Y en los viajes ocurre como en el soñar, en el metro de Londres y abracadra parado mirando el consultorio del hombre que hizo que el conocimiento de la vida psíquica fuera posible. Y aclaró que no se trata del psicoanálisis solamente: se trata de descubrir una dimensión única del ser humano.
Estudié en la UBA en el año 1983, maravillosa época de democracia y aire puro después de los años del horror de la dictadura militar. La corriente teórica de la facultad era de corte psicoanalítico, y aquí dejo constancia y siento mis bases profesionales.
Tengo la oreja formada desde la lectura y el estudio de Freud, mi corriente de base es el psicoanálisis, y luego con el trabajo en adicciones, familias y grupos fui sumando de distintas corrientes, todas aquellas que me permitan avanzar en la comprensión del padecimiento de mis pacientes y estrategias para que puedan lidiar con él. Pero, más allá de la posición teórica, este hombre es uno de los que ha marcado la historia, uno de los imprescindibles del desarrollo del pensamiento de la humanidad.

▶ _Requisitos de la tarea_:
Prosigue el texto sobre Freud y el psicoanálisis a partir de su última oración.

▶ _Datos recopilados_:
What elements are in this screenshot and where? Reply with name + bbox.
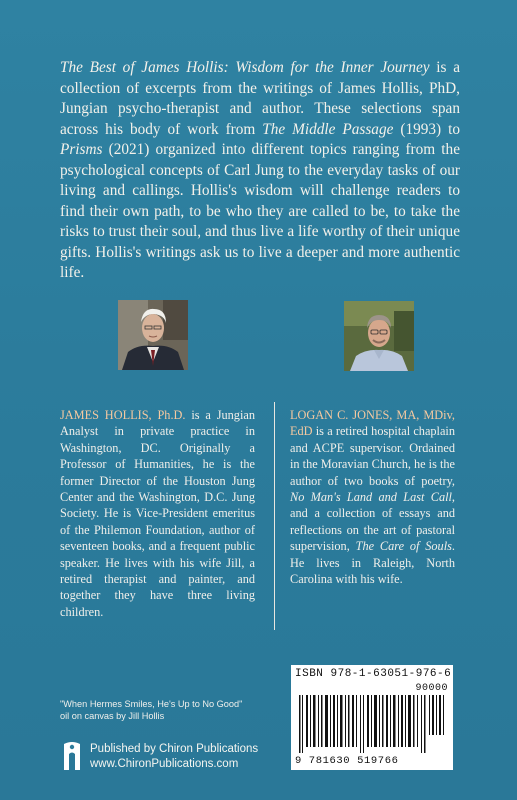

▶ _Respuesta correcta_:
Y aquí estoy, imaginando y conmoviéndome, pensando que estuvo aquí. Su consultorio está plagado de objetos arqueológicos, recuerdos de Freud, de sus viajes. Piedras, adornos, no alcanzan los ojos para mirar…
Recuerdo a Winicott, psicoanalista inglés que habla de los niños como pequeños reyes Midas que convierten en juguetes cada objeto que tocan… Y allí estaban, cientos de ellos como referencias para imaginar, asociar y encontrar respuestas a cada una de las preguntas que los seres humanos nos hacemos.
Increíble estar acá, y voy hacia el jardín que no puede ser visitado por resguardo a las plantas, imagino, pero sí puedo verlo desde la tienda del museo. Las mismas plantas que Freud quería y cuidaba, cálido, bello jardín… Y me llevo una foto de Freud con su perro Jofi, y me acuerdo de mis queridas Gala y Uma, a quienes extraño y mucho en estos días de viaje y descubrir…
Y como el inconsciente existe, y como somos hijos de Sigmund intelectualmente hablando, no puedo dejar de empáticamente acordarme de mi consultorio repleto de objetos que voy juntando por la vida para que mis pacientes puedan jugar, soñar o simplemente acompañar.
El consultorio tiene vida, las energías circulan, los objetos están allí. Y yo estoy aquí ahora, a corazón abierto y conmovido… Arriba, el consultorio de Anna, hija de Freud y gran psicoanalista de niños quien siguió viviendo en esta casa tras la muerte de su padre.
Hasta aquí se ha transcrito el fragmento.